Jeffrey Cohen, US Advanced Computing Infrastructure, Inc
Chicago Quantum (SM)
What happened today? We made a video to discuss the core economic data we see today. It is all negative and recessionary for the US Consumer and US Manufacturer. Lots of bad news, and a little good news. Tiny good news.
So, stocks are pretty strong today...flat...but US Treasury Bond Yields have crashed this afternoon.
GDP grew in Q3/2022 by 2.9% (real) as a revision up from 2.6% (real). Forecasts call for a positive growth rate in Q4/2022.
Chicago Business Barometer (TM) from ISM 37.2 (down significantly for 3 months in a row).
Lots of bad news in the data for the Midwestern US. Inventory up, orders down, etc. Supplier deliveries down, new orders down, but prices paid are higher (not a joke).
ADP Job Increase in November 127k jobs, except that the jobs were in the lowest rungs of the economy and job losses in manufacturing and professional / white collar jobs.
Credit Suisse stock hitting an all time low (at least according to Yahoo Finance) and is down 95% from $60 to $3.00. We discuss some potential reasons why. We tweeted on this. Potential BK risk. Saudis and Qataris step in to help rescue the bank.
US Treasury General Account down about $500B this year. This completely offsets quantitative easing by the Federal Reserve Bank. Ouch! The US government collects taxes and this means they likely had to spend it. So, those taxes were not disinflationary after all!
BEA: Personal Income and Outlays, October 2022 showed that the US consumer fell behind. It also shows that price inflation slowed slightly. Good news on prices, but bad news on the US consumer. Also, the US savings rate fell to 2.3%, which we believe is very, very low.

◆ DATA
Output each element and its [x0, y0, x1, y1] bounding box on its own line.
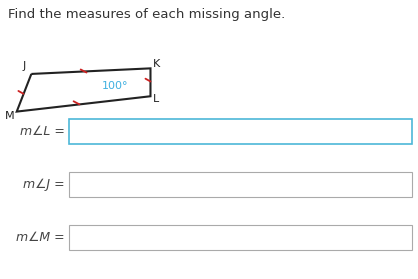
Text: 100: 100	[72, 231, 96, 244]
Bar	[69, 119, 412, 144]
Text: K: K	[153, 59, 160, 69]
Text: 100°: 100°	[102, 81, 128, 91]
Text: J: J	[23, 61, 26, 71]
Text: Find the measures of each missing angle.: Find the measures of each missing angle.	[8, 8, 285, 21]
Text: m∠M =: m∠M =	[16, 231, 65, 244]
Bar	[69, 225, 412, 250]
Text: M: M	[4, 111, 14, 121]
Bar	[69, 172, 412, 197]
Text: L: L	[153, 94, 159, 104]
Text: m∠L =: m∠L =	[20, 125, 65, 138]
Text: m∠J =: m∠J =	[23, 178, 65, 191]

◆ WRITTEN REQUEST A
From the economic update, copy the passage starting with "Chicago Business Barometer" and going on through "rescue the bank.".
◆ WRITTEN REQUEST B
According to the economic update, what did the US savings rate fall to?
◆ WRITTEN REQUEST C
List every percentage figure that appears in the economic update.

◆ WRITTEN RESPONSE A
Chicago Business Barometer (TM) from ISM 37.2 (down significantly for 3 months in a row).
Lots of bad news in the data for the Midwestern US. Inventory up, orders down, etc. Supplier deliveries down, new orders down, but prices paid are higher (not a joke).
ADP Job Increase in November 127k jobs, except that the jobs were in the lowest rungs of the economy and job losses in manufacturing and professional / white collar jobs.
Credit Suisse stock hitting an all time low (at least according to Yahoo Finance) and is down 95% from $60 to $3.00. We discuss some potential reasons why. We tweeted on this. Potential BK risk. Saudis and Qataris step in to help rescue the bank.

◆ WRITTEN RESPONSE B
2.3%

◆ WRITTEN RESPONSE C
2.9%, 2.6%, 95%, 2.3%